>>>
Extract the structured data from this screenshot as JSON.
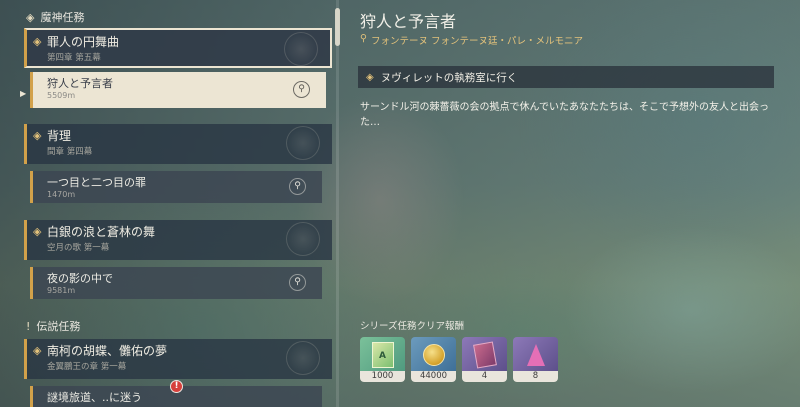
{
  "left": {
    "section1": {
      "title": "魔神任務",
      "icon": "quest-diamond-icon"
    },
    "chapters": [
      {
        "title": "罪人の円舞曲",
        "subtitle": "第四章 第五幕"
      },
      {
        "title": "背理",
        "subtitle": "間章 第四幕"
      },
      {
        "title": "白銀の浪と蒼林の舞",
        "subtitle": "空月の歌 第一幕"
      },
      {
        "title": "南柯の胡蝶、儺佑の夢",
        "subtitle": "金翼鵬王の章 第一幕"
      }
    ],
    "quests": [
      {
        "title": "狩人と予言者",
        "distance": "5509m"
      },
      {
        "title": "一つ目と二つ目の罪",
        "distance": "1470m"
      },
      {
        "title": "夜の影の中で",
        "distance": "9581m"
      },
      {
        "title": "謎境旅道、..に迷う",
        "distance": ""
      }
    ],
    "section2": {
      "title": "伝説任務",
      "icon": "exclamation-icon"
    }
  },
  "right": {
    "title": "狩人と予言者",
    "location": "フォンテーヌ フォンテーヌ廷・パレ・メルモニア",
    "objective": "ヌヴィレットの執務室に行く",
    "description": "サーンドル河の棘薔薇の会の拠点で休んでいたあなたたちは、そこで予想外の友人と出会った…",
    "rewards_title": "シリーズ任務クリア報酬",
    "rewards": [
      {
        "name": "hero-wit-exp-book",
        "count": "1000"
      },
      {
        "name": "mora-coin",
        "count": "44000"
      },
      {
        "name": "talent-book",
        "count": "4"
      },
      {
        "name": "ascension-crystal",
        "count": "8"
      }
    ]
  }
}
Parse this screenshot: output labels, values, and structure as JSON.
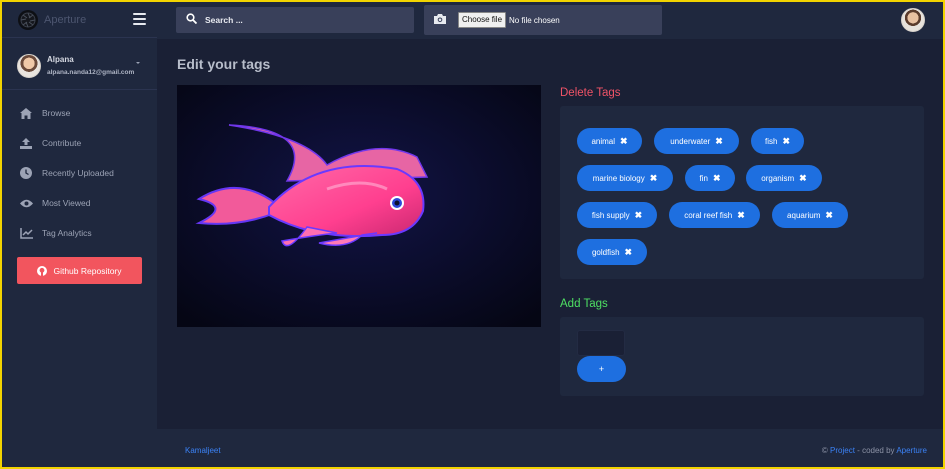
{
  "app": {
    "name": "Aperture"
  },
  "user": {
    "name": "Alpana",
    "email": "alpana.nanda12@gmail.com"
  },
  "sidebar": {
    "items": [
      {
        "label": "Browse",
        "icon": "home-icon"
      },
      {
        "label": "Contribute",
        "icon": "upload-icon"
      },
      {
        "label": "Recently Uploaded",
        "icon": "clock-icon"
      },
      {
        "label": "Most Viewed",
        "icon": "eye-icon"
      },
      {
        "label": "Tag Analytics",
        "icon": "chart-line-icon"
      }
    ],
    "github_label": "Github Repository"
  },
  "topbar": {
    "search_placeholder": "Search ...",
    "file_button": "Choose file",
    "file_status": "No file chosen"
  },
  "main": {
    "title": "Edit your tags",
    "delete_title": "Delete Tags",
    "add_title": "Add Tags",
    "add_button": "+",
    "tags": [
      "animal",
      "underwater",
      "fish",
      "marine biology",
      "fin",
      "organism",
      "fish supply",
      "coral reef fish",
      "aquarium",
      "goldfish"
    ]
  },
  "footer": {
    "left": "Kamaljeet",
    "copyright": "©",
    "project": "Project",
    "coded_by": " - coded by ",
    "brand": "Aperture"
  },
  "colors": {
    "accent": "#1e6fe0",
    "danger": "#f05367",
    "success": "#4ee063",
    "github": "#f2555e",
    "background": "#1a2035",
    "panel": "#1f283e"
  }
}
<<<
WRITTEN TASK
Select and copy every line of the material that holds the string "JSON".

PROBLEM SOLUTION
Extract the structured data from this screenshot as JSON.
Parse this screenshot: output labels, values, and structure as JSON.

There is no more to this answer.